--- Travail à faire ---
A - Résumez en deux phrases le texte sur le sommeil.
B - Reprenez le texte sur le sommeil après sa dernière phrase et rédigez-en la suite.

--- Texte fourni ---
:::
Tu te couches épuisé·e, et ton cerveau choisit précisément ce moment pour rejouer ta journée, préparer demain, ressasser une phrase de travers. Ou alors tu t'endors, mais tu ouvres les yeux à 3 h et le sommeil ne revient plus. Le manque de sommeil abîme tout : l'humeur, la concentration, la patience, la santé. La bonne nouvelle, c'est que le sommeil est un processus naturel — et que l'hypnose sait très bien lui rendre sa place.
Pourquoi on n'arrive plus à dormir
Dans l'immense majorité des cas, ton corps sait parfaitement dormir. Ce n'est pas le sommeil qui est cassé : c'est ton mental qui reste en état d'alerte. Le stress, les écrans, la peur de ne pas dormir (qui devient elle-même une source d'insomnie), une période difficile… tout ça maintient ton système nerveux en mode « vigilance » quand il devrait passer en mode « repos ».
:::
--- Données à examiner ---
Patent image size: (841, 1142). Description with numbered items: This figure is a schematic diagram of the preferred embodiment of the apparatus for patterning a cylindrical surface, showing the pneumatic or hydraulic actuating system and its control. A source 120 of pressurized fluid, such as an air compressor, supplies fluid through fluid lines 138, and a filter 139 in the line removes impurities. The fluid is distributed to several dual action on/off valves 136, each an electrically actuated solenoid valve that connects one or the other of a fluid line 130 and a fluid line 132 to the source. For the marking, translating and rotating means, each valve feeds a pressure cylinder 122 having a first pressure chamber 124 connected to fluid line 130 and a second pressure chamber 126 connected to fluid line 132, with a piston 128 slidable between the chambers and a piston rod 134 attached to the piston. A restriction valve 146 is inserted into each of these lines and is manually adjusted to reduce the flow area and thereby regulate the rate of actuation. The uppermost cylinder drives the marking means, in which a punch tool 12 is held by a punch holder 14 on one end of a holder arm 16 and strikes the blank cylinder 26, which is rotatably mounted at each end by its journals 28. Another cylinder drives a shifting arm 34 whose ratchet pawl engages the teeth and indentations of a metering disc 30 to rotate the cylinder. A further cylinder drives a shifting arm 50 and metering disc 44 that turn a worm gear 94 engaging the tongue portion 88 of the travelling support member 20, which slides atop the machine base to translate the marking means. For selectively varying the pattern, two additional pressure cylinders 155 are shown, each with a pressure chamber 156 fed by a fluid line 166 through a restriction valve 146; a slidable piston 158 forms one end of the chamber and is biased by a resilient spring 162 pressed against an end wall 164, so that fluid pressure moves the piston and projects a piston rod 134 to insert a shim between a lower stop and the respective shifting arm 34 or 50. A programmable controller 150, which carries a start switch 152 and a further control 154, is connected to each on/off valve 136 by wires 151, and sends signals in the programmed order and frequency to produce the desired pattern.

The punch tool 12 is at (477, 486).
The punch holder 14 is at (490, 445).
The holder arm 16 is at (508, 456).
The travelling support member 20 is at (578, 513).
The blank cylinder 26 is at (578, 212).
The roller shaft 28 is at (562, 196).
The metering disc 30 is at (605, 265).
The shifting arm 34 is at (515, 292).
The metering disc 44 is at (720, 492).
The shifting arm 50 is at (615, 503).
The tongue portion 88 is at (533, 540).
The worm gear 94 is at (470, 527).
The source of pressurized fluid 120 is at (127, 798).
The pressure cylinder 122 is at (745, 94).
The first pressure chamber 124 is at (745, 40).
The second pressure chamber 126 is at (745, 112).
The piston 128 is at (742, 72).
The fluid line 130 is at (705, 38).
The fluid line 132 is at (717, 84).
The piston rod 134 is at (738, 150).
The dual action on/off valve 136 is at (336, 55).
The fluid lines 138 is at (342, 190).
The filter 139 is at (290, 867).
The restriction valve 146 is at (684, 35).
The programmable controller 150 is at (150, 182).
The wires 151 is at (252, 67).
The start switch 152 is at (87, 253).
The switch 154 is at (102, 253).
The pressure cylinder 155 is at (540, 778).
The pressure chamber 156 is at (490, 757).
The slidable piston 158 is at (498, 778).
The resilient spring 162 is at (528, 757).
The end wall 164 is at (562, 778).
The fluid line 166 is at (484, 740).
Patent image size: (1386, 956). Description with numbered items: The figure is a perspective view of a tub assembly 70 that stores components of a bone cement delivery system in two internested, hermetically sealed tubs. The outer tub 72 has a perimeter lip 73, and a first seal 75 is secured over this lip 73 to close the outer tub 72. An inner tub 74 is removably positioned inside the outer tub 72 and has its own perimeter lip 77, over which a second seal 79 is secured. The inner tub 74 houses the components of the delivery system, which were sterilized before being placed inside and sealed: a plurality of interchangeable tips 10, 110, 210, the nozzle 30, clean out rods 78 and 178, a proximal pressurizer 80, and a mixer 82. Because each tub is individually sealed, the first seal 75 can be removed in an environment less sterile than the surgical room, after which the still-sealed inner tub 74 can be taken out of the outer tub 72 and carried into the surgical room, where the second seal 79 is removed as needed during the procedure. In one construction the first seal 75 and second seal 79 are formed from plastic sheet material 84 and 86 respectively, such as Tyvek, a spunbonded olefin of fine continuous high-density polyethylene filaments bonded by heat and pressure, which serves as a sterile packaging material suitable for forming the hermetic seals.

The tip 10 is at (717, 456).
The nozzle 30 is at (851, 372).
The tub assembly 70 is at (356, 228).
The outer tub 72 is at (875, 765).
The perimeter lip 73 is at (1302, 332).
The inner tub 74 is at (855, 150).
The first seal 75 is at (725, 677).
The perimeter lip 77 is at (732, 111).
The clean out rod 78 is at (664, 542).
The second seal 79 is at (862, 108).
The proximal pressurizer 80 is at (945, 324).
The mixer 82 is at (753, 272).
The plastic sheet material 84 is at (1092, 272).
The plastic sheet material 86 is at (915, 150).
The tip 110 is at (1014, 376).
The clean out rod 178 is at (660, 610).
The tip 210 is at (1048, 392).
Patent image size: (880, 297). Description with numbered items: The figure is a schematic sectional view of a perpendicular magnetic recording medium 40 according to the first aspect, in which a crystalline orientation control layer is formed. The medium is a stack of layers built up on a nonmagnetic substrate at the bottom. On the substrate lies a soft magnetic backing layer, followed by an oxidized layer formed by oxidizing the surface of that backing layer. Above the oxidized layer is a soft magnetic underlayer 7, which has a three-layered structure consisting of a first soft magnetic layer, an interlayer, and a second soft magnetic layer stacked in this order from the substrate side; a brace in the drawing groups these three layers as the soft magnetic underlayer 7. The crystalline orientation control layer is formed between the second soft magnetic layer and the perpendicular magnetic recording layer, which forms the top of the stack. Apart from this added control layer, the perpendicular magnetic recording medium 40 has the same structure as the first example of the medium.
:::
--- Corrigés des activités ---
A - Le manque de sommeil, qu'il vienne de pensées qui tournent au coucher ou d'un réveil à 3 h sans pouvoir se rendormir, abîme l'humeur, la concentration, la patience et la santé, mais le sommeil est un processus naturel auquel l'hypnose sait rendre sa place. Dans l'immense majorité des cas, le corps sait parfaitement dormir : c'est le mental qui reste en état d'alerte, maintenu en mode « vigilance » par le stress, les écrans, la peur de ne pas dormir ou une période difficile.

B -
C'est un cercle vicieux bien connu : tu appréhendes la nuit, cette appréhension t'empêche de dormir, et le lendemain la fatigue nourrit l'appréhension. On ne s'en sort pas « par la volonté » — se forcer à dormir, c'est le plus sûr moyen de rester éveillé·e.
Ce que l'hypnose vient changer
L'hypnose ne t'« assomme » pas et ne te force à rien. Elle fait autre chose : elle apprend à ton système nerveux à relâcher l'alerte. En séance, on travaille l'état de détente profonde, on désamorce l'anxiété liée au coucher, et on réinstalle des repères sains — un endormissement qui redevient un réflexe, pas un combat.
Comme l'hypnose ericksonienne travaille avec toi, pas sur toi, ton inconscient réutilise ce qu'il connaît déjà : dormir. On ne lui apprend rien de neuf, on lève ce qui bloque. C'est pour ça que les résultats sur le sommeil sont souvent parmi les plus rapides et les plus concrets.
Concrètement, on travaille quoi ?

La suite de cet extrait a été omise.